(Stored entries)

---

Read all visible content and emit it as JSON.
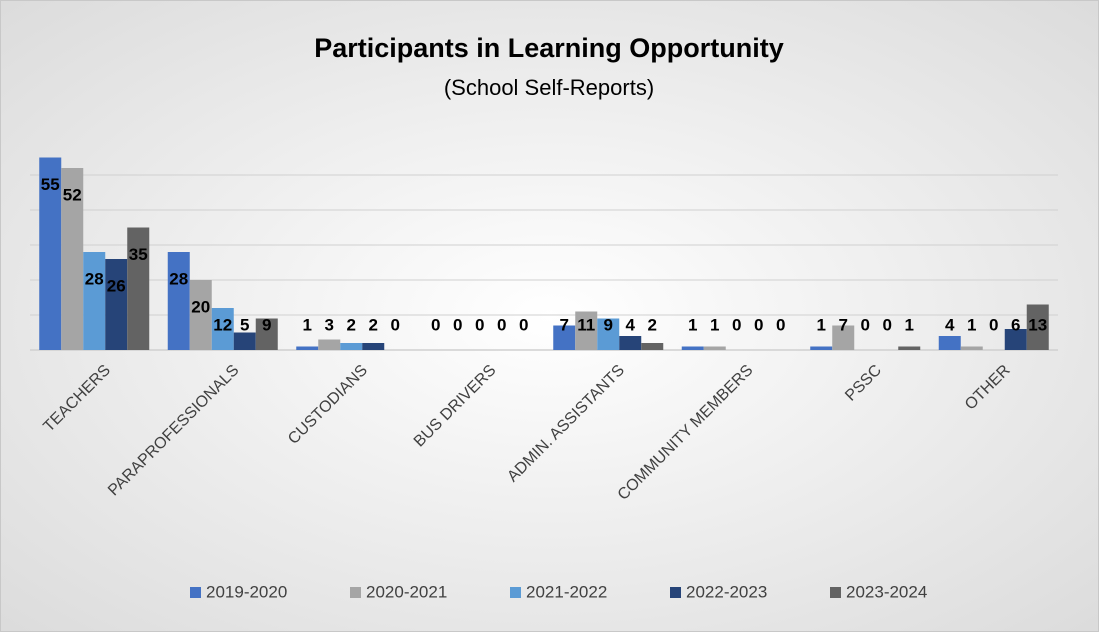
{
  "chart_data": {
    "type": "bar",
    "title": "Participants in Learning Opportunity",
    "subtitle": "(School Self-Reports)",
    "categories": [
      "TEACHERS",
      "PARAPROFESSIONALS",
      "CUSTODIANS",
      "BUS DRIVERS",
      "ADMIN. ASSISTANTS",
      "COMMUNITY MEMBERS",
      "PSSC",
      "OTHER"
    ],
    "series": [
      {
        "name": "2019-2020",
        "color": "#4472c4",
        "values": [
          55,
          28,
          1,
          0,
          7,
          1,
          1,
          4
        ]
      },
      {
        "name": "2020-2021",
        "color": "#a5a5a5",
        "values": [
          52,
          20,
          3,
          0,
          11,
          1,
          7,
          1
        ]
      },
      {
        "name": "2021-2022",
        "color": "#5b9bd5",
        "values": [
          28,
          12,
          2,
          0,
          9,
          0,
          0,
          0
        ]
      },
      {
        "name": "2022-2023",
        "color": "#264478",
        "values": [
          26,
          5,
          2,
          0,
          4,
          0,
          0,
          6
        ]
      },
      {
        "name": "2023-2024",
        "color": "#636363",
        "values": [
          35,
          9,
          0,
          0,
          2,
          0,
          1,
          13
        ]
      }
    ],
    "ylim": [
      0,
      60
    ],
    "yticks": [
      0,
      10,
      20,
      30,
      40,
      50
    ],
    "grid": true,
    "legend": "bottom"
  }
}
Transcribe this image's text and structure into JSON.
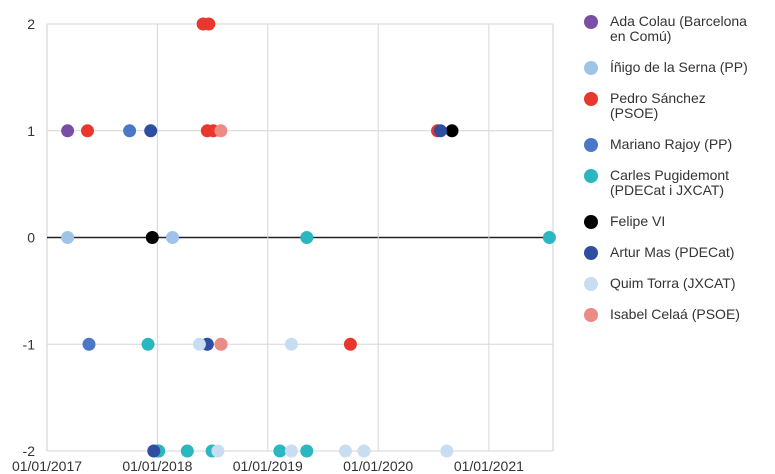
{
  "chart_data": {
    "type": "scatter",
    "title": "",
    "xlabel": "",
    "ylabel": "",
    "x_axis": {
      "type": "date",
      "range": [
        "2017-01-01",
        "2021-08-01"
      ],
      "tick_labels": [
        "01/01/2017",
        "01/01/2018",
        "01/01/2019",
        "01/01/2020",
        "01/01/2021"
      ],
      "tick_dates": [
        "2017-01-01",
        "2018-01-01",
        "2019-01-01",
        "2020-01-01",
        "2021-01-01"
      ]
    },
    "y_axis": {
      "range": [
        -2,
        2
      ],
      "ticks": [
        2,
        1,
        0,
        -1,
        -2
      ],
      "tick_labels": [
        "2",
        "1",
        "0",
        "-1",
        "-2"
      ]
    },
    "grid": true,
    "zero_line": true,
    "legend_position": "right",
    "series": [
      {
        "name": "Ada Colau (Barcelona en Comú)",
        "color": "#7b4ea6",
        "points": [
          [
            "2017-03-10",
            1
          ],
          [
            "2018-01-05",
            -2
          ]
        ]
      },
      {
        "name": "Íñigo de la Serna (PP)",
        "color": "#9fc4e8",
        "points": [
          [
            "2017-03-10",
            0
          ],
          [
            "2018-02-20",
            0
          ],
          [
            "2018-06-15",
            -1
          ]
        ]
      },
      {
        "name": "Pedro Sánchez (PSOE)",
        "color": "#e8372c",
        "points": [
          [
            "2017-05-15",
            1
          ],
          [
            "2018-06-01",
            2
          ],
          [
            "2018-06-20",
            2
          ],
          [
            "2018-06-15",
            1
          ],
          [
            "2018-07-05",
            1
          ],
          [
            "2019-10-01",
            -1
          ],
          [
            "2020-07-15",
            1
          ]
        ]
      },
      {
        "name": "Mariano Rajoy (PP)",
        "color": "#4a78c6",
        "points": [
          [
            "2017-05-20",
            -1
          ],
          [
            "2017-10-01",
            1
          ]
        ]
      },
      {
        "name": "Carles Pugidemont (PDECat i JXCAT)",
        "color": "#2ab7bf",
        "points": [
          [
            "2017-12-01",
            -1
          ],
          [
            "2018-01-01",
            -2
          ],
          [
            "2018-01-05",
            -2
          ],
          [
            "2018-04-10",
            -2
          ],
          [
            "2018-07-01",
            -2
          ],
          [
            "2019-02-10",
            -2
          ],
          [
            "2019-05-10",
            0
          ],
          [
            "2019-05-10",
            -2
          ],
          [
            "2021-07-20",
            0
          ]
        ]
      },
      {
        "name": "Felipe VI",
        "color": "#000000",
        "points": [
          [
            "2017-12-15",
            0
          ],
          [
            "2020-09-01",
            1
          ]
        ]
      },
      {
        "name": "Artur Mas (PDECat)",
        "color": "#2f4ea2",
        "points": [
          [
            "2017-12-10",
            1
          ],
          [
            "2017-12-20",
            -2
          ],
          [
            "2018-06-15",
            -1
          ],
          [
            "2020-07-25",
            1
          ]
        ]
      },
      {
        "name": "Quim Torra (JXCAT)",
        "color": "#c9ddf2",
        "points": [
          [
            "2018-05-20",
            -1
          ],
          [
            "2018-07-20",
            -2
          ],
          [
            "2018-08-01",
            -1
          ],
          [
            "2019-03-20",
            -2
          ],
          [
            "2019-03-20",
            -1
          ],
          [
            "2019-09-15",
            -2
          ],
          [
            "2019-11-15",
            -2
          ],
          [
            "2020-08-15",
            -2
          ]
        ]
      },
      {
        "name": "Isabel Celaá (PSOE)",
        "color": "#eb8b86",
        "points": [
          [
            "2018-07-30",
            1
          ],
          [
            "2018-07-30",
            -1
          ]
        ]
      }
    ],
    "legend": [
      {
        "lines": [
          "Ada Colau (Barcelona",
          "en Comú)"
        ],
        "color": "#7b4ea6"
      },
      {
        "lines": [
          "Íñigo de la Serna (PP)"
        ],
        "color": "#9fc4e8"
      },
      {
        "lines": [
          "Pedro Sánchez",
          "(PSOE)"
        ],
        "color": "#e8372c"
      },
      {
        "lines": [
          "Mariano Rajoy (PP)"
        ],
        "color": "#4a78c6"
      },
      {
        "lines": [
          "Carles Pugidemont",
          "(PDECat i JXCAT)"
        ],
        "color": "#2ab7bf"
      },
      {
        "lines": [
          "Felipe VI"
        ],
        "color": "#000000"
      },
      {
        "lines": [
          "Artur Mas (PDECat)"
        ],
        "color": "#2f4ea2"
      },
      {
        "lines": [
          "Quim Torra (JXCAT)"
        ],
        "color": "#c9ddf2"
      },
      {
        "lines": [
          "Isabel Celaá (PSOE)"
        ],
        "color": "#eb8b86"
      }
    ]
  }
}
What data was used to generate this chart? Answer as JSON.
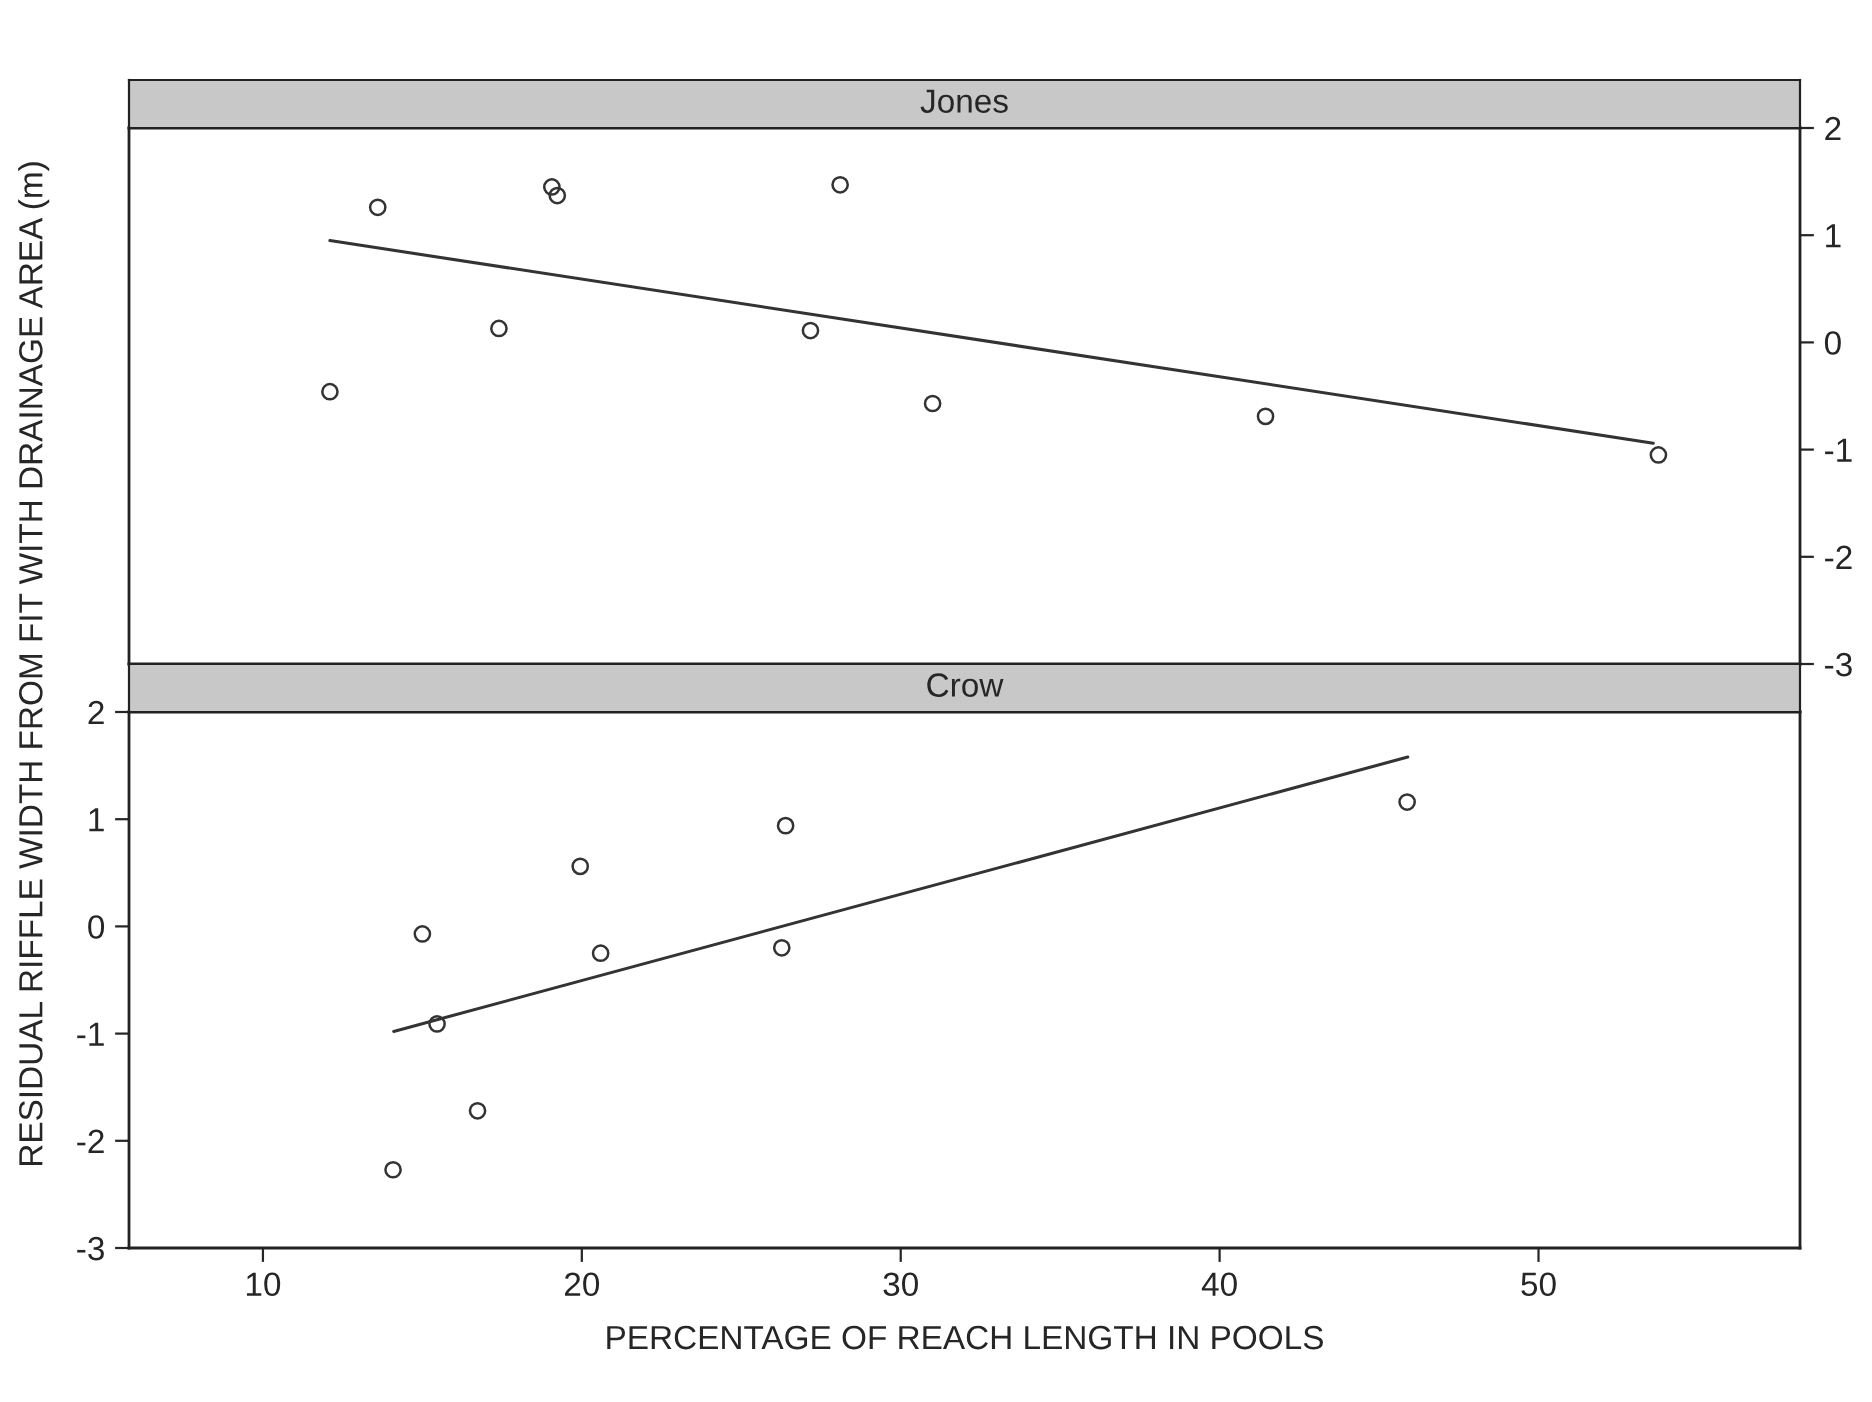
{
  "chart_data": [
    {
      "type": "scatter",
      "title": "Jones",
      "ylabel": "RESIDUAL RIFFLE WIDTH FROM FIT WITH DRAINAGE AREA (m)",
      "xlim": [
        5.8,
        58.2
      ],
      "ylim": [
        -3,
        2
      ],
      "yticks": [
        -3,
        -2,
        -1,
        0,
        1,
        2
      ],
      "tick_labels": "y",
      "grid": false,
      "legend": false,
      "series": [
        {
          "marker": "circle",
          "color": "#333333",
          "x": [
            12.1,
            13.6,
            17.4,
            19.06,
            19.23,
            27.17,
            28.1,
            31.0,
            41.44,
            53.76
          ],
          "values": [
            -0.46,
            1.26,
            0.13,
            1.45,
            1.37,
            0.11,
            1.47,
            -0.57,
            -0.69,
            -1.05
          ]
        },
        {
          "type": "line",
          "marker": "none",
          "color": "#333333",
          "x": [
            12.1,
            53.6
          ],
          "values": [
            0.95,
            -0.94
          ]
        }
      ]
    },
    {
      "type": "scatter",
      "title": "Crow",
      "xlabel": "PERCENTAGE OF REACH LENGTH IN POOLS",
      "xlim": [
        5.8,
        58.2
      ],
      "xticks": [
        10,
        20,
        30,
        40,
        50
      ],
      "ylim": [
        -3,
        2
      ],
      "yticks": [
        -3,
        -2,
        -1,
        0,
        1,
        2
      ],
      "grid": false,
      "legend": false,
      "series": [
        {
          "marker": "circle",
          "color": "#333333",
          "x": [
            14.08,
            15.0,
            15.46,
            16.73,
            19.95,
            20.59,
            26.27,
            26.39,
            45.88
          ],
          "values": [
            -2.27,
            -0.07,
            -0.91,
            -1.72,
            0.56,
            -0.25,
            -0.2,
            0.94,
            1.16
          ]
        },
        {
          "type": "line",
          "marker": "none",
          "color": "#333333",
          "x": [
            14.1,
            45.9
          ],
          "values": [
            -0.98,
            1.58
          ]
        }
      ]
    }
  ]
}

---

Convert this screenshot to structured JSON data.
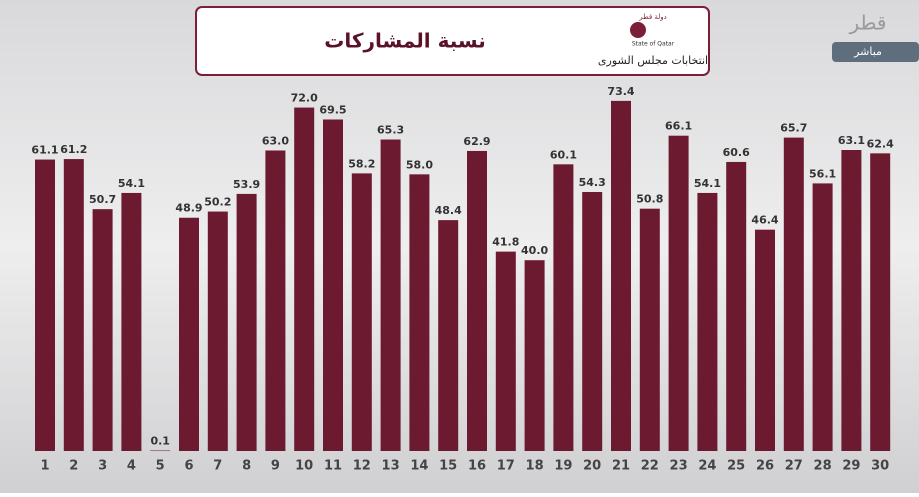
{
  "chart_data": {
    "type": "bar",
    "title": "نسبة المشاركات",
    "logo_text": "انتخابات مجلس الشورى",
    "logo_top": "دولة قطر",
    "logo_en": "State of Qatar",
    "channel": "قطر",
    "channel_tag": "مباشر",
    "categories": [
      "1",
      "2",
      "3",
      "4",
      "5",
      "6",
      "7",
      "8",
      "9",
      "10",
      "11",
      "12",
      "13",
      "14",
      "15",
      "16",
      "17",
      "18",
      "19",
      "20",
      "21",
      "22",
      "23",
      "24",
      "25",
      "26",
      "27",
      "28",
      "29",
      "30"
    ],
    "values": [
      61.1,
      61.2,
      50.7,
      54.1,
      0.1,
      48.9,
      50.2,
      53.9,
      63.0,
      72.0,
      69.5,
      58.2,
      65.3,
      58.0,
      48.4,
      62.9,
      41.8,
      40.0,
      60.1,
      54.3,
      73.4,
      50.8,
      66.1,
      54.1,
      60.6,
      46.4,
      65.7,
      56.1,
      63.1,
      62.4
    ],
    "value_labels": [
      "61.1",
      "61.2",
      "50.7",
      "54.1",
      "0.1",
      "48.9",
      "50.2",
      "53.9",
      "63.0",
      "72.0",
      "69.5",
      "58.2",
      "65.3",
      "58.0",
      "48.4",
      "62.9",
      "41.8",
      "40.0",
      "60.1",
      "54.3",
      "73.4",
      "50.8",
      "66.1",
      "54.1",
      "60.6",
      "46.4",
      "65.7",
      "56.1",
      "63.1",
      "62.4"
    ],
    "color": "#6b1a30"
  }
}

---

_DO THIS_
From the listing above, collect every line that mentions the word "Carles".

_EXPECTED ANSWER_
        "name": "Carles Pugidemont (PDECat i JXCAT)",
          "Carles Pugidemont",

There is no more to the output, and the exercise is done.